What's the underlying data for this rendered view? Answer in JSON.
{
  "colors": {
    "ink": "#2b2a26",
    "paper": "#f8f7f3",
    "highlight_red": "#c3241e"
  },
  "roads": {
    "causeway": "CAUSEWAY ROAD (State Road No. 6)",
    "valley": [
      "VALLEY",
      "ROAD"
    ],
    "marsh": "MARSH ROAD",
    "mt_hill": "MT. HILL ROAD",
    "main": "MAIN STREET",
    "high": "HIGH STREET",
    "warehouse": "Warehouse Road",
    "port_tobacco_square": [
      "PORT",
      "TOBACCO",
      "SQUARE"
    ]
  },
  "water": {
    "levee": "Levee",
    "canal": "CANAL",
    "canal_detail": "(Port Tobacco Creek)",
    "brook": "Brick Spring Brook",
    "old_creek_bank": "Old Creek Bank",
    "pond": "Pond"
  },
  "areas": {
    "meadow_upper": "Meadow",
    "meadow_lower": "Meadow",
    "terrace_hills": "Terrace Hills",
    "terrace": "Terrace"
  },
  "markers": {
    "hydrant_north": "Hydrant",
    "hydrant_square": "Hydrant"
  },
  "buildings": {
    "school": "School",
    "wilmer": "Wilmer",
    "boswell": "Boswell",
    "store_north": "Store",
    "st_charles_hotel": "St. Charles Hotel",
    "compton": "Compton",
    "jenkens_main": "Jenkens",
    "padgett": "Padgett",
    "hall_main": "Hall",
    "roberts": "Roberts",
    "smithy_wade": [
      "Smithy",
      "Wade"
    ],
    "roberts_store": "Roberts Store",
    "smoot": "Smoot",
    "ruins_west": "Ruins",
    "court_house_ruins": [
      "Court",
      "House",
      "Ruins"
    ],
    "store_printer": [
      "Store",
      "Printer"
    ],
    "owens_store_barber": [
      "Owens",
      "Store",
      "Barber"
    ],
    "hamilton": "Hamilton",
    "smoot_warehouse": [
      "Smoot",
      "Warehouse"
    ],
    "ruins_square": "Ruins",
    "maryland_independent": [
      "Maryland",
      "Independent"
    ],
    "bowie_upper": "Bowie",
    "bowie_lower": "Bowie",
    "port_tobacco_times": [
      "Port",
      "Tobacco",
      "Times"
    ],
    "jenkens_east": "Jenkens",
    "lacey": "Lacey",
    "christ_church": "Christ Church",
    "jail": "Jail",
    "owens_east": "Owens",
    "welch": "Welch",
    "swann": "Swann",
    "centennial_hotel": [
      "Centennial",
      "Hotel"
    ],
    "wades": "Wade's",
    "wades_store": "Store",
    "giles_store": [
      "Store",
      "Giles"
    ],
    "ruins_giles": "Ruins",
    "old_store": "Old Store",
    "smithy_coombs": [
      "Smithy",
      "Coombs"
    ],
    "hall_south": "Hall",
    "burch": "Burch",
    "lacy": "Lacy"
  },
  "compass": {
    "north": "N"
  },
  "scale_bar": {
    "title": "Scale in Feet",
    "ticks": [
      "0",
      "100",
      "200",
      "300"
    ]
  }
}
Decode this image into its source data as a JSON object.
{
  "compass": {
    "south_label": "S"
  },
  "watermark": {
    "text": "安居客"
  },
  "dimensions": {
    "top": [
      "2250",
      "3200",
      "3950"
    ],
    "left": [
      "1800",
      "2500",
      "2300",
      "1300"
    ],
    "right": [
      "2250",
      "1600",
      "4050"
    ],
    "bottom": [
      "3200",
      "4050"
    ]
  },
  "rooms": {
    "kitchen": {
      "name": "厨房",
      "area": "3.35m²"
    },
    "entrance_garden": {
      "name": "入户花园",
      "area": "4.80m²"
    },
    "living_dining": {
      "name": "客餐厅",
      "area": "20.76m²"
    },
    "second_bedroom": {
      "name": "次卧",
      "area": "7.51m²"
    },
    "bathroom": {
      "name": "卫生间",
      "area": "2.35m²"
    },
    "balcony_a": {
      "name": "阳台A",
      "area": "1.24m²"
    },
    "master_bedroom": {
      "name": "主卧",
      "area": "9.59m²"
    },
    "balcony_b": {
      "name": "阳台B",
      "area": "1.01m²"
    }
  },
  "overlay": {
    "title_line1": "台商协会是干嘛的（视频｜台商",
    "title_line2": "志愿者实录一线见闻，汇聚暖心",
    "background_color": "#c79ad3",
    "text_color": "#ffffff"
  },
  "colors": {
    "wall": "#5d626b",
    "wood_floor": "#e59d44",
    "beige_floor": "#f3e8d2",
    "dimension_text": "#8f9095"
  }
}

--- YOUR OBJECTIVE ---
Check each line above for "Terrace" and return the ones that have it.

--- RESULT ---
    "terrace_hills": "Terrace Hills",
    "terrace": "Terrace"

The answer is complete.